= Written problem =
Can you write out all the lines word for word, with no pictures?

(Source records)
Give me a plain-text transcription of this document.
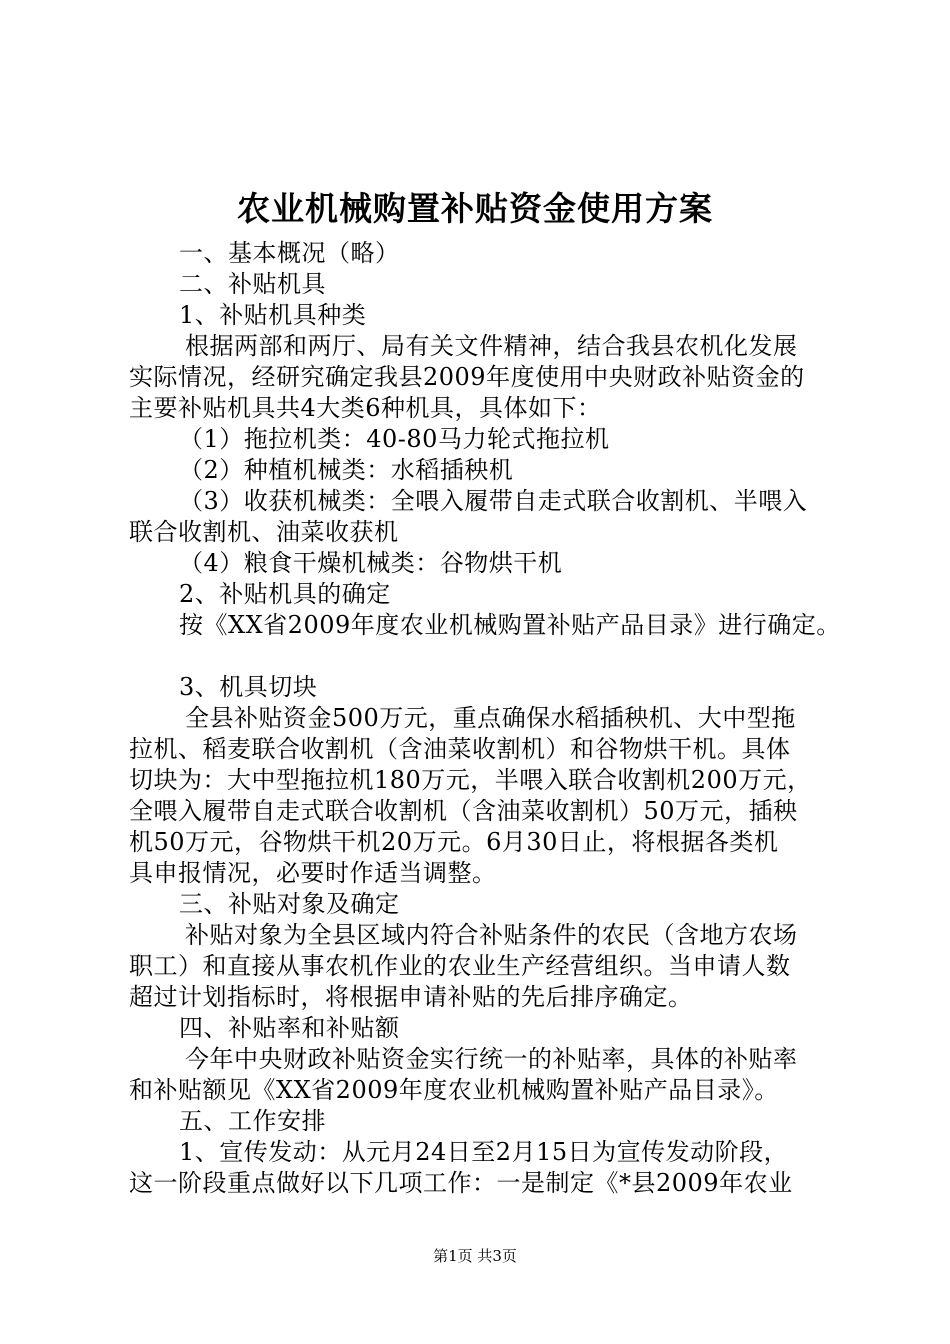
农业机械购置补贴资金使用方案
一、基本概况（略）
二、补贴机具
1、补贴机具种类
根据两部和两厅、局有关文件精神，结合我县农机化发展
实际情况，经研究确定我县2009年度使用中央财政补贴资金的
主要补贴机具共4大类6种机具，具体如下：
（1）拖拉机类：40-80马力轮式拖拉机
（2）种植机械类：水稻插秧机
（3）收获机械类：全喂入履带自走式联合收割机、半喂入
联合收割机、油菜收获机
（4）粮食干燥机械类：谷物烘干机
2、补贴机具的确定
按《XX省2009年度农业机械购置补贴产品目录》进行确定。
3、机具切块
全县补贴资金500万元，重点确保水稻插秧机、大中型拖
拉机、稻麦联合收割机（含油菜收割机）和谷物烘干机。具体
切块为：大中型拖拉机180万元，半喂入联合收割机200万元，
全喂入履带自走式联合收割机（含油菜收割机）50万元，插秧
机50万元，谷物烘干机20万元。6月30日止，将根据各类机
具申报情况，必要时作适当调整。
三、补贴对象及确定
补贴对象为全县区域内符合补贴条件的农民（含地方农场
职工）和直接从事农机作业的农业生产经营组织。当申请人数
超过计划指标时，将根据申请补贴的先后排序确定。
四、补贴率和补贴额
今年中央财政补贴资金实行统一的补贴率，具体的补贴率
和补贴额见《XX省2009年度农业机械购置补贴产品目录》。
五、工作安排
1、宣传发动：从元月24日至2月15日为宣传发动阶段，
这一阶段重点做好以下几项工作：一是制定《*县2009年农业
第1页 共3页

= Output for this exercise =
Give me a plain-text transcription of this document.
农业机械购置补贴资金使用方案
一、基本概况（略）
二、补贴机具
1、补贴机具种类
根据两部和两厅、局有关文件精神，结合我县农机化发展
实际情况，经研究确定我县2009年度使用中央财政补贴资金的
主要补贴机具共4大类6种机具，具体如下：
（1）拖拉机类：40-80马力轮式拖拉机
（2）种植机械类：水稻插秧机
（3）收获机械类：全喂入履带自走式联合收割机、半喂入
联合收割机、油菜收获机
（4）粮食干燥机械类：谷物烘干机
2、补贴机具的确定
按《XX省2009年度农业机械购置补贴产品目录》进行确定。
3、机具切块
全县补贴资金500万元，重点确保水稻插秧机、大中型拖
拉机、稻麦联合收割机（含油菜收割机）和谷物烘干机。具体
切块为：大中型拖拉机180万元，半喂入联合收割机200万元，
全喂入履带自走式联合收割机（含油菜收割机）50万元，插秧
机50万元，谷物烘干机20万元。6月30日止，将根据各类机
具申报情况，必要时作适当调整。
三、补贴对象及确定
补贴对象为全县区域内符合补贴条件的农民（含地方农场
职工）和直接从事农机作业的农业生产经营组织。当申请人数
超过计划指标时，将根据申请补贴的先后排序确定。
四、补贴率和补贴额
今年中央财政补贴资金实行统一的补贴率，具体的补贴率
和补贴额见《XX省2009年度农业机械购置补贴产品目录》。
五、工作安排
1、宣传发动：从元月24日至2月15日为宣传发动阶段，
这一阶段重点做好以下几项工作：一是制定《*县2009年农业
第1页 共3页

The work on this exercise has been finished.